• [Problem requirements] Make an exact copy of the records, dropping all pictures.

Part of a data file
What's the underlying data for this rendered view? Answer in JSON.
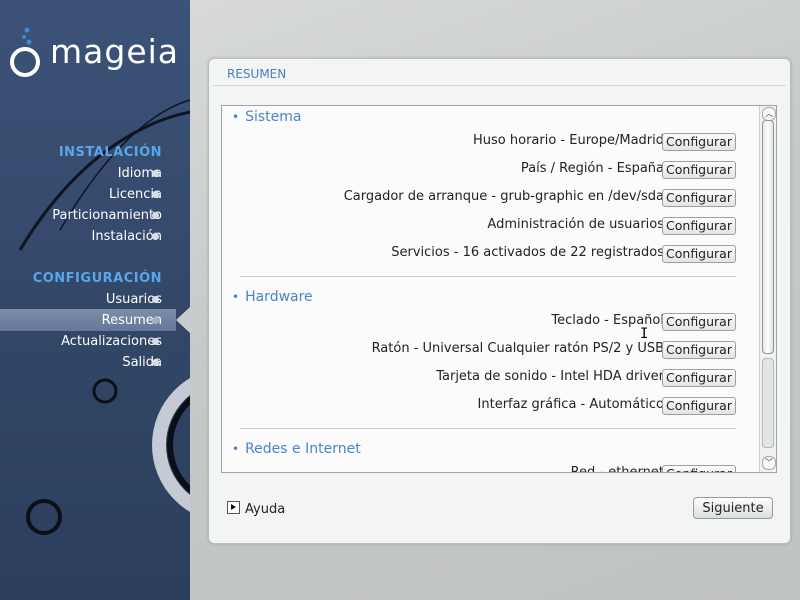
{
  "brand": {
    "name": "mageia"
  },
  "sidebar": {
    "sections": [
      {
        "title": "INSTALACIÓN",
        "items": [
          {
            "label": "Idioma"
          },
          {
            "label": "Licencia"
          },
          {
            "label": "Particionamiento"
          },
          {
            "label": "Instalación"
          }
        ]
      },
      {
        "title": "CONFIGURACIÓN",
        "items": [
          {
            "label": "Usuarios"
          },
          {
            "label": "Resumen",
            "active": true
          },
          {
            "label": "Actualizaciones"
          },
          {
            "label": "Salida"
          }
        ]
      }
    ]
  },
  "panel": {
    "title": "RESUMEN",
    "button_label": "Configurar",
    "groups": [
      {
        "title": "Sistema",
        "rows": [
          {
            "label": "Huso horario - Europe/Madrid"
          },
          {
            "label": "País / Región - España"
          },
          {
            "label": "Cargador de arranque - grub-graphic en /dev/sda"
          },
          {
            "label": "Administración de usuarios"
          },
          {
            "label": "Servicios - 16 activados de 22 registrados"
          }
        ]
      },
      {
        "title": "Hardware",
        "rows": [
          {
            "label": "Teclado - Español"
          },
          {
            "label": "Ratón - Universal Cualquier ratón PS/2 y USB"
          },
          {
            "label": "Tarjeta de sonido - Intel HDA driver"
          },
          {
            "label": "Interfaz gráfica - Automático"
          }
        ]
      },
      {
        "title": "Redes e Internet",
        "rows": [
          {
            "label": "Red - ethernet"
          }
        ]
      }
    ]
  },
  "footer": {
    "help_label": "Ayuda",
    "next_label": "Siguiente"
  },
  "colors": {
    "accent": "#4a84c8",
    "sidebar_bg": "#324667",
    "section_title": "#5aa6ea"
  }
}
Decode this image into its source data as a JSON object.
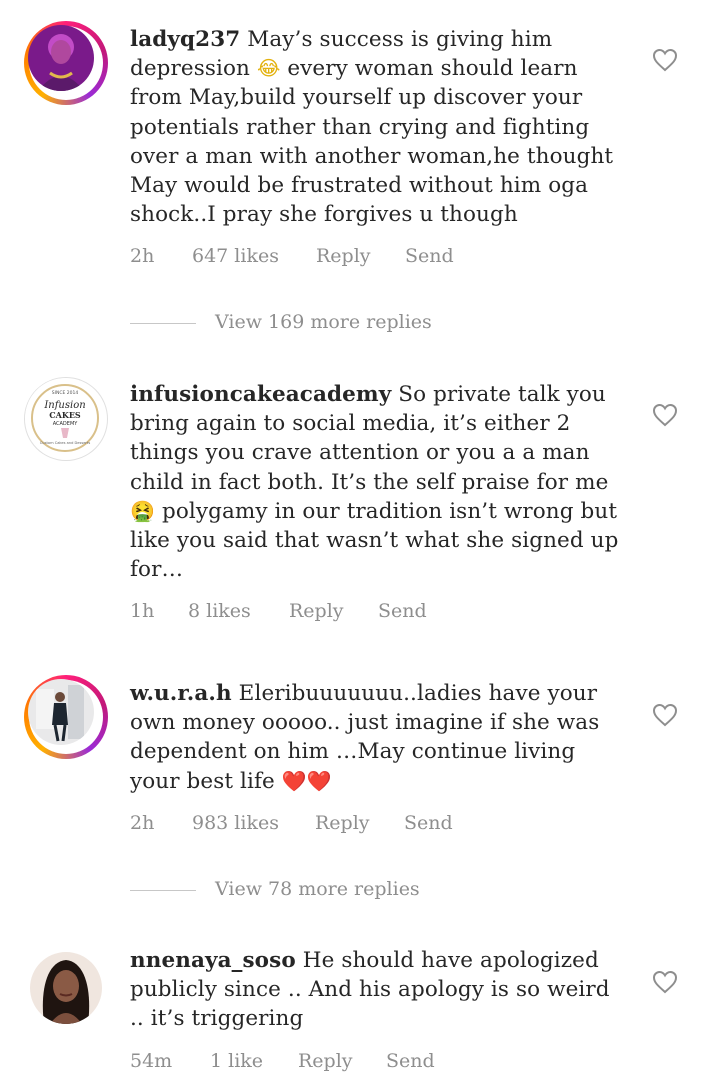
{
  "comments": [
    {
      "username": "ladyq237",
      "body": " May’s success is giving him depression",
      "emoji1": "😂",
      "body2": " every woman should learn from May,build yourself up discover your potentials rather than crying and fighting over a man with another woman,he thought May would be frustrated without him oga shock..I pray she forgives u though",
      "time": "2h",
      "likes": "647 likes",
      "reply": "Reply",
      "send": "Send",
      "view_replies": "View 169 more replies"
    },
    {
      "username": "infusioncakeacademy",
      "body": " So private talk you bring again to social media, it’s either 2 things you crave attention or you a a man child in fact both. It’s the self praise for me",
      "emoji1": "🤮",
      "body2": " polygamy in our tradition isn’t wrong but like you said that wasn’t what she signed up for…",
      "time": "1h",
      "likes": "8 likes",
      "reply": "Reply",
      "send": "Send",
      "avatar_text": {
        "top": "SINCE 2014",
        "line1": "Infusion",
        "line2": "CAKES",
        "line3": "ACADEMY",
        "bottom": "Custom Cakes and Desserts"
      }
    },
    {
      "username": "w.u.r.a.h",
      "body": " Eleribuuuuuuu..ladies have your own money ooooo.. just imagine if she was dependent on him …May continue living your best life",
      "emoji1": "❤️❤️",
      "time": "2h",
      "likes": "983 likes",
      "reply": "Reply",
      "send": "Send",
      "view_replies": "View 78 more replies"
    },
    {
      "username": "nnenaya_soso",
      "body": " He should have apologized publicly since .. And his apology is so weird .. it’s triggering",
      "time": "54m",
      "likes": "1 like",
      "reply": "Reply",
      "send": "Send"
    }
  ],
  "colors": {
    "text": "#262626",
    "meta": "#8e8e8e",
    "story_ring": "#c2187a"
  },
  "icons": {
    "like": "heart-outline-icon"
  }
}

• [Written response]
What's the underlying data for this rendered view? Answer in JSON.
{
  "brand": {
    "name": "mageia"
  },
  "sidebar": {
    "sections": [
      {
        "title": "INSTALACIÓN",
        "items": [
          {
            "label": "Idioma"
          },
          {
            "label": "Licencia"
          },
          {
            "label": "Particionamiento"
          },
          {
            "label": "Instalación"
          }
        ]
      },
      {
        "title": "CONFIGURACIÓN",
        "items": [
          {
            "label": "Usuarios"
          },
          {
            "label": "Resumen",
            "active": true
          },
          {
            "label": "Actualizaciones"
          },
          {
            "label": "Salida"
          }
        ]
      }
    ]
  },
  "panel": {
    "title": "RESUMEN",
    "button_label": "Configurar",
    "groups": [
      {
        "title": "Sistema",
        "rows": [
          {
            "label": "Huso horario - Europe/Madrid"
          },
          {
            "label": "País / Región - España"
          },
          {
            "label": "Cargador de arranque - grub-graphic en /dev/sda"
          },
          {
            "label": "Administración de usuarios"
          },
          {
            "label": "Servicios - 16 activados de 22 registrados"
          }
        ]
      },
      {
        "title": "Hardware",
        "rows": [
          {
            "label": "Teclado - Español"
          },
          {
            "label": "Ratón - Universal Cualquier ratón PS/2 y USB"
          },
          {
            "label": "Tarjeta de sonido - Intel HDA driver"
          },
          {
            "label": "Interfaz gráfica - Automático"
          }
        ]
      },
      {
        "title": "Redes e Internet",
        "rows": [
          {
            "label": "Red - ethernet"
          }
        ]
      }
    ]
  },
  "footer": {
    "help_label": "Ayuda",
    "next_label": "Siguiente"
  },
  "colors": {
    "accent": "#4a84c8",
    "sidebar_bg": "#324667",
    "section_title": "#5aa6ea"
  }
}
Decode this image into its source data as a JSON object.
{
  "comments": [
    {
      "username": "ladyq237",
      "body": " May’s success is giving him depression",
      "emoji1": "😂",
      "body2": " every woman should learn from May,build yourself up discover your potentials rather than crying and fighting over a man with another woman,he thought May would be frustrated without him oga shock..I pray she forgives u though",
      "time": "2h",
      "likes": "647 likes",
      "reply": "Reply",
      "send": "Send",
      "view_replies": "View 169 more replies"
    },
    {
      "username": "infusioncakeacademy",
      "body": " So private talk you bring again to social media, it’s either 2 things you crave attention or you a a man child in fact both. It’s the self praise for me",
      "emoji1": "🤮",
      "body2": " polygamy in our tradition isn’t wrong but like you said that wasn’t what she signed up for…",
      "time": "1h",
      "likes": "8 likes",
      "reply": "Reply",
      "send": "Send",
      "avatar_text": {
        "top": "SINCE 2014",
        "line1": "Infusion",
        "line2": "CAKES",
        "line3": "ACADEMY",
        "bottom": "Custom Cakes and Desserts"
      }
    },
    {
      "username": "w.u.r.a.h",
      "body": " Eleribuuuuuuu..ladies have your own money ooooo.. just imagine if she was dependent on him …May continue living your best life",
      "emoji1": "❤️❤️",
      "time": "2h",
      "likes": "983 likes",
      "reply": "Reply",
      "send": "Send",
      "view_replies": "View 78 more replies"
    },
    {
      "username": "nnenaya_soso",
      "body": " He should have apologized publicly since .. And his apology is so weird .. it’s triggering",
      "time": "54m",
      "likes": "1 like",
      "reply": "Reply",
      "send": "Send"
    }
  ],
  "colors": {
    "text": "#262626",
    "meta": "#8e8e8e",
    "story_ring": "#c2187a"
  },
  "icons": {
    "like": "heart-outline-icon"
  }
}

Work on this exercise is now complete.